(Dataset items)
───
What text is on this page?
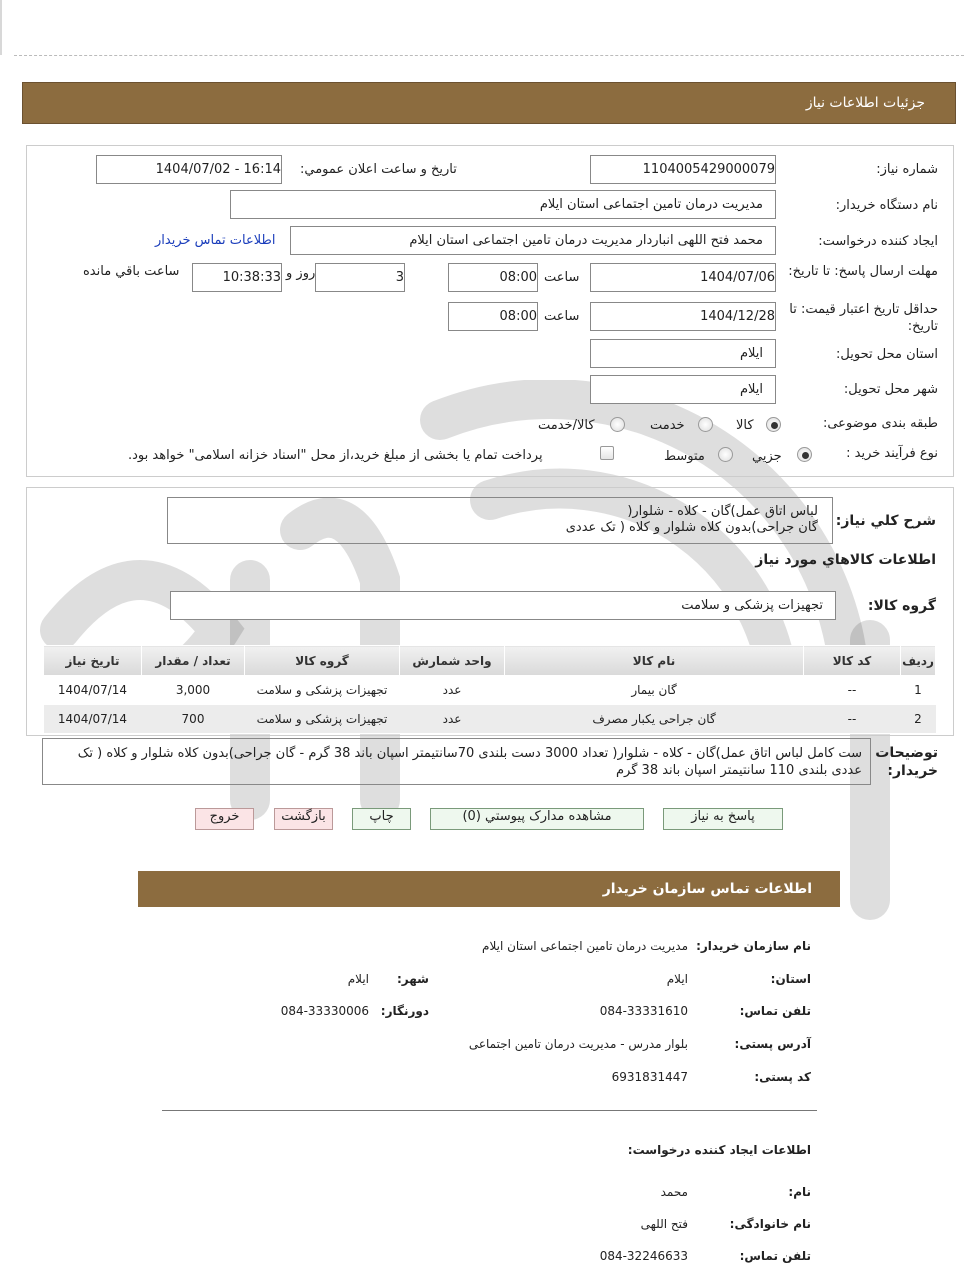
جزئيات اطلاعات نياز
شماره نياز:
1104005429000079
تاريخ و ساعت اعلان عمومي:
1404/07/02 - 16:14
نام دستگاه خريدار:
مديريت درمان تامين اجتماعی استان ايلام
ايجاد کننده درخواست:
محمد فتح اللهی انباردار مديريت درمان تامين اجتماعی استان ايلام
اطلاعات تماس خريدار
مهلت ارسال پاسخ: تا تاريخ:
1404/07/06
ساعت
08:00
3
روز و
10:38:33
ساعت باقي مانده
حداقل تاريخ اعتبار قيمت: تا تاريخ:
1404/12/28
ساعت
08:00
استان محل تحويل:
ايلام
شهر محل تحويل:
ايلام
طبقه بندی موضوعی:
کالا
خدمت
کالا/خدمت
نوع فرآيند خريد :
جزيي
متوسط
پرداخت تمام يا بخشی از مبلغ خريد،از محل "اسناد خزانه اسلامی" خواهد بود.
شرح کلي نياز:
لباس اتاق عمل)گان - کلاه - شلوار(
گان جراحی)بدون کلاه شلوار و کلاه ( تک عددی
اطلاعات کالاهاي مورد نياز
گروه کالا:
تجهيزات پزشکی و سلامت
رديف	کد کالا	نام کالا	واحد شمارش	گروه کالا	تعداد / مقدار	تاريخ نياز
1	--	گان بيمار	عدد	تجهيزات پزشکی و سلامت	3,000	1404/07/14
2	--	گان جراحی يکبار مصرف	عدد	تجهيزات پزشکی و سلامت	700	1404/07/14
توضيحات خريدار:
ست کامل لباس اتاق عمل)گان - کلاه - شلوار( تعداد 3000 دست بلندی 70سانتیمتر اسپان باند 38 گرم - گان جراحی)بدون کلاه شلوار و کلاه ( تک عددی بلندی 110 سانتیمتر اسپان باند 38 گرم
پاسخ به نياز
مشاهده مدارک پيوستي (0)
چاپ
بازگشت
خروج
اطلاعات تماس سازمان خريدار
نام سازمان خريدار:
مديريت درمان تامين اجتماعی استان ايلام
استان:
ايلام
شهر:
ايلام
تلفن تماس:
084-33331610
دورنگار:
084-33330006
آدرس پستی:
بلوار مدرس - مديريت درمان تامين اجتماعی
کد پستی:
6931831447
اطلاعات ايجاد کننده درخواست:
نام:
محمد
نام خانوادگی:
فتح اللهی
تلفن تماس:
084-32246633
───
Objective = Copy the records exactly. Skip the pictures.

Result of the exercise =
What text is on this page?
جزئيات اطلاعات نياز
شماره نياز:
1104005429000079
تاريخ و ساعت اعلان عمومي:
1404/07/02 - 16:14
نام دستگاه خريدار:
مديريت درمان تامين اجتماعی استان ايلام
ايجاد کننده درخواست:
محمد فتح اللهی انباردار مديريت درمان تامين اجتماعی استان ايلام
اطلاعات تماس خريدار
مهلت ارسال پاسخ: تا تاريخ:
1404/07/06
ساعت
08:00
3
روز و
10:38:33
ساعت باقي مانده
حداقل تاريخ اعتبار قيمت: تا تاريخ:
1404/12/28
ساعت
08:00
استان محل تحويل:
ايلام
شهر محل تحويل:
ايلام
طبقه بندی موضوعی:
کالا
خدمت
کالا/خدمت
نوع فرآيند خريد :
جزيي
متوسط
پرداخت تمام يا بخشی از مبلغ خريد،از محل "اسناد خزانه اسلامی" خواهد بود.
شرح کلي نياز:
لباس اتاق عمل)گان - کلاه - شلوار(
گان جراحی)بدون کلاه شلوار و کلاه ( تک عددی
اطلاعات کالاهاي مورد نياز
گروه کالا:
تجهيزات پزشکی و سلامت
رديف	کد کالا	نام کالا	واحد شمارش	گروه کالا	تعداد / مقدار	تاريخ نياز
1	--	گان بيمار	عدد	تجهيزات پزشکی و سلامت	3,000	1404/07/14
2	--	گان جراحی يکبار مصرف	عدد	تجهيزات پزشکی و سلامت	700	1404/07/14
توضيحات خريدار:
ست کامل لباس اتاق عمل)گان - کلاه - شلوار( تعداد 3000 دست بلندی 70سانتیمتر اسپان باند 38 گرم - گان جراحی)بدون کلاه شلوار و کلاه ( تک عددی بلندی 110 سانتیمتر اسپان باند 38 گرم
پاسخ به نياز
مشاهده مدارک پيوستي (0)
چاپ
بازگشت
خروج
اطلاعات تماس سازمان خريدار
نام سازمان خريدار:
مديريت درمان تامين اجتماعی استان ايلام
استان:
ايلام
شهر:
ايلام
تلفن تماس:
084-33331610
دورنگار:
084-33330006
آدرس پستی:
بلوار مدرس - مديريت درمان تامين اجتماعی
کد پستی:
6931831447
اطلاعات ايجاد کننده درخواست:
نام:
محمد
نام خانوادگی:
فتح اللهی
تلفن تماس:
084-32246633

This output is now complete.